# Set problem:
List, from the lines below, each one with "Common" in it.

# Input rows:
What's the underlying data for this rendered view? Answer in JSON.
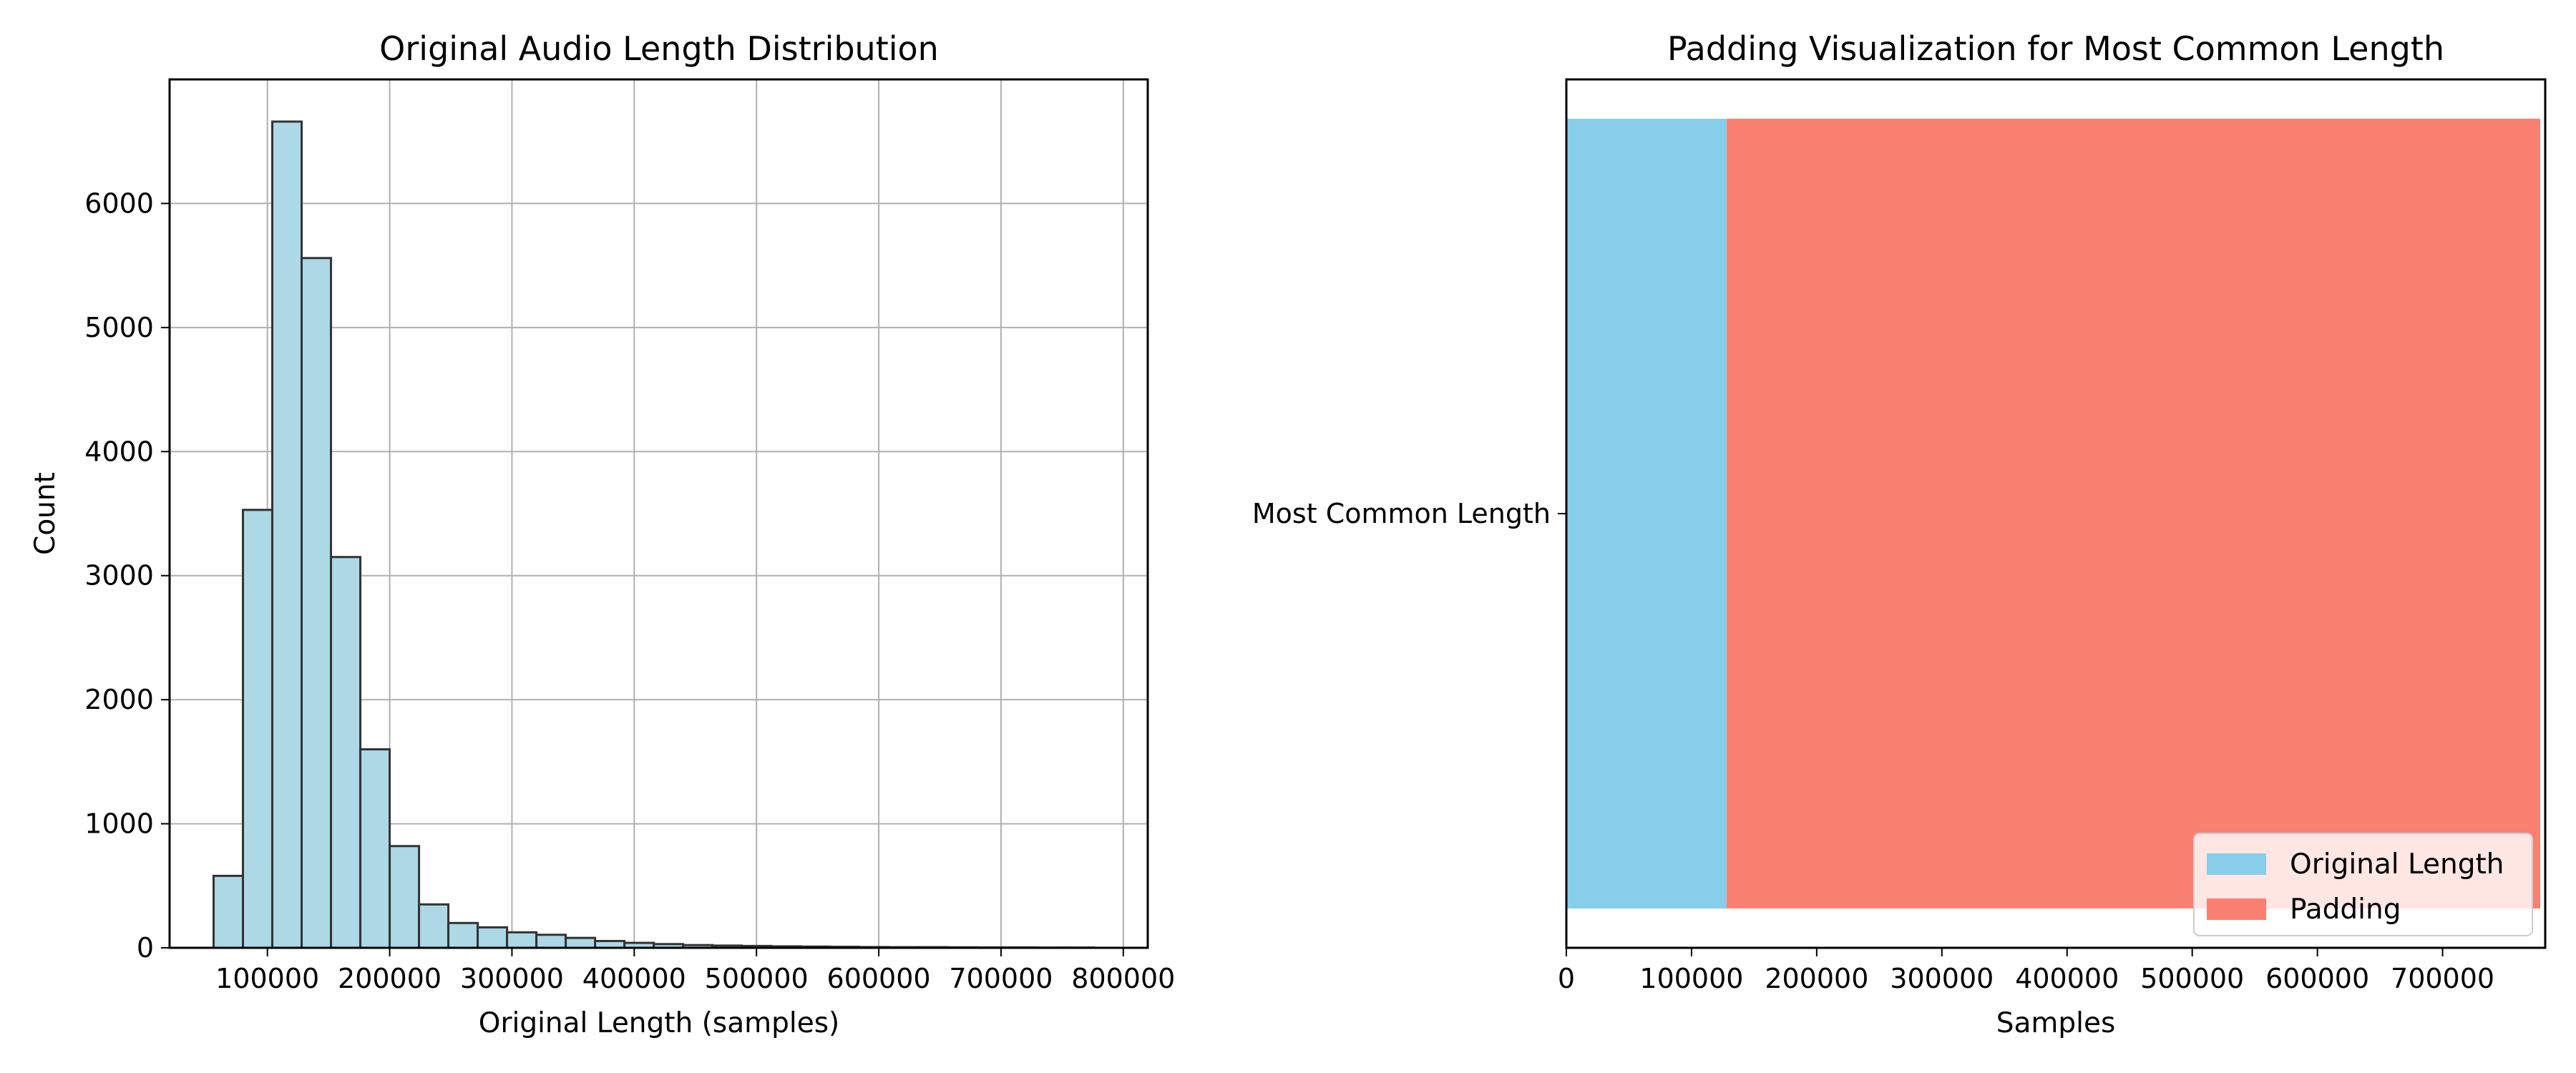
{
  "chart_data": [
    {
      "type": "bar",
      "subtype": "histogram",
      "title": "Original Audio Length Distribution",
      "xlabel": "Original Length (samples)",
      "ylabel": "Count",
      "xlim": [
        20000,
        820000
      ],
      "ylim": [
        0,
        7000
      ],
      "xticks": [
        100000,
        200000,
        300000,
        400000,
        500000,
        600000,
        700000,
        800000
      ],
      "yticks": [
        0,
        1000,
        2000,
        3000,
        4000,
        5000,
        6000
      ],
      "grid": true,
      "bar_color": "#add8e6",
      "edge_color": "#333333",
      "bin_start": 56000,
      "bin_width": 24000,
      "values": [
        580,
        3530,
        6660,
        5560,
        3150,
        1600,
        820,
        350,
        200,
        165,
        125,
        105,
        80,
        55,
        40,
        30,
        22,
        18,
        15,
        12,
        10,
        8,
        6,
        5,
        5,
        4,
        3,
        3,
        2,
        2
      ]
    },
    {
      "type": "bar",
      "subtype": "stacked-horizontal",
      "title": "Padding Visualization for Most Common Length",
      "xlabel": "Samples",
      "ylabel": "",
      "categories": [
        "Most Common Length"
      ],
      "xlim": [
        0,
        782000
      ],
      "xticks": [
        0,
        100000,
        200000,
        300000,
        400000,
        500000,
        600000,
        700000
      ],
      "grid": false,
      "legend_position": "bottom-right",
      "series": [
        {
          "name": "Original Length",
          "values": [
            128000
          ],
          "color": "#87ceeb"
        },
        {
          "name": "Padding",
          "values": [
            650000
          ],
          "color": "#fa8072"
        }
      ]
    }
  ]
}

==

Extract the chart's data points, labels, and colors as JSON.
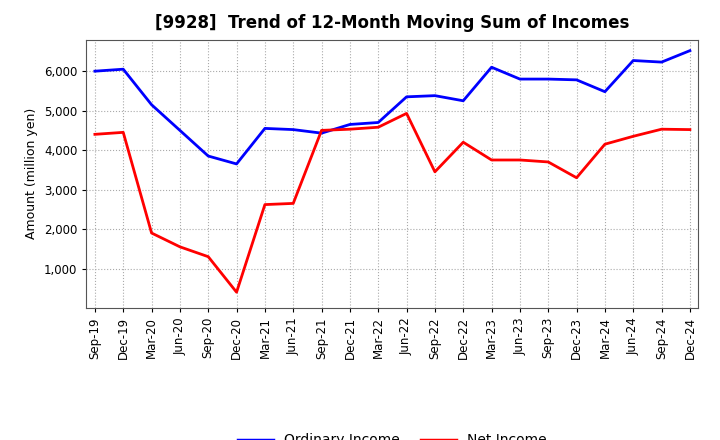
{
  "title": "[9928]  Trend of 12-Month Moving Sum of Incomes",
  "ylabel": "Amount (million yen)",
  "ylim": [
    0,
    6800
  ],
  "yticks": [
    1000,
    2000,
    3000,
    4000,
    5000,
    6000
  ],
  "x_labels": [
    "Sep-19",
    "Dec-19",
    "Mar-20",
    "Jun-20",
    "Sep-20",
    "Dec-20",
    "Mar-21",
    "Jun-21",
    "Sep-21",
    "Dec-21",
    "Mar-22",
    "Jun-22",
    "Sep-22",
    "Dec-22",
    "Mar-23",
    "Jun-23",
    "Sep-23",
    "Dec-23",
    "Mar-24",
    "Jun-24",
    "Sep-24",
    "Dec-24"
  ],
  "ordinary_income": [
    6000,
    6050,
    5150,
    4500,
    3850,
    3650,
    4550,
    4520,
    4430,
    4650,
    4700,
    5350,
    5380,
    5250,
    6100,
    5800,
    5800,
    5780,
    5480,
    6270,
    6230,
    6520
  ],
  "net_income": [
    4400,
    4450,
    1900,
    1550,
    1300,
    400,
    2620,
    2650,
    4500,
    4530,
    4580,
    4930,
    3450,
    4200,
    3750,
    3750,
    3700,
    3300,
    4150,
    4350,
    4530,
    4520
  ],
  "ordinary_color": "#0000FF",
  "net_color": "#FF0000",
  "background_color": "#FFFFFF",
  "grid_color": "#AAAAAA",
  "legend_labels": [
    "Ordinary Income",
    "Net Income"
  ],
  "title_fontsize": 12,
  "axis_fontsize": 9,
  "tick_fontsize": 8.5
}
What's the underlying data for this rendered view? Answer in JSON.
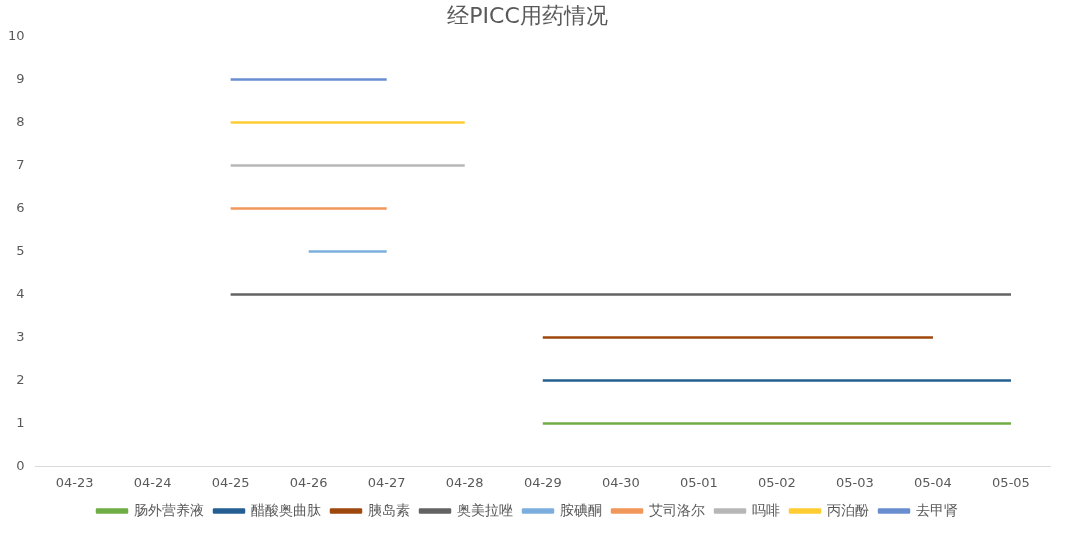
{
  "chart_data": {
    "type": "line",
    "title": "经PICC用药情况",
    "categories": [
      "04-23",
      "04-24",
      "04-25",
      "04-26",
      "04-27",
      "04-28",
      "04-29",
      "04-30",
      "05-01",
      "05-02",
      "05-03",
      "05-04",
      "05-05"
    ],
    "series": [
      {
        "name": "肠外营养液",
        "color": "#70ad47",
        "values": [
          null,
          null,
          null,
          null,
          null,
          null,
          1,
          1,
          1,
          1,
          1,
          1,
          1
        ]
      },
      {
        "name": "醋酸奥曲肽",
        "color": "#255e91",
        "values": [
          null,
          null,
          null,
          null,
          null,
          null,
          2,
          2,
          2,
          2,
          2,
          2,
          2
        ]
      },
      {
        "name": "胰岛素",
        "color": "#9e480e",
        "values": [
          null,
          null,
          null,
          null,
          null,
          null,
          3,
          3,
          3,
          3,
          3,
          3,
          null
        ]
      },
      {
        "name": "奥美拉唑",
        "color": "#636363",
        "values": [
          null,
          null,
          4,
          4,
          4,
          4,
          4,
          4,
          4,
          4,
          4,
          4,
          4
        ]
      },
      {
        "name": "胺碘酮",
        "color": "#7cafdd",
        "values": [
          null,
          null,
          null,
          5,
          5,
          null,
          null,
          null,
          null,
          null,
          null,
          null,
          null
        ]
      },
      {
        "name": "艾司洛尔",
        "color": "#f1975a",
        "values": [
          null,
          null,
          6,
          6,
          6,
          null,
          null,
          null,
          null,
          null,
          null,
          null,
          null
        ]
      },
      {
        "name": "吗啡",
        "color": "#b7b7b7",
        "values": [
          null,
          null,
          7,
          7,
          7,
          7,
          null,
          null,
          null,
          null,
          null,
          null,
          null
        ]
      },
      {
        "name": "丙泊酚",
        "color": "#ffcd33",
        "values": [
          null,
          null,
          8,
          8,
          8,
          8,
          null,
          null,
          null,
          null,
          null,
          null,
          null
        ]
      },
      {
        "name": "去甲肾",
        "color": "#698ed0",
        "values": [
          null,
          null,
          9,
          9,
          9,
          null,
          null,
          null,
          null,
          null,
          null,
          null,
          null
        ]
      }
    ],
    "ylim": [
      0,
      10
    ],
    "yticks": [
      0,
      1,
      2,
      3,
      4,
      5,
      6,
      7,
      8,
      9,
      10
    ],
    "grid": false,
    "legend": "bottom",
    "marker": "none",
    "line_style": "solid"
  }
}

# Worked answer:
      "title": "Padding Visualization for Most Common Length",
        "Most Common Length"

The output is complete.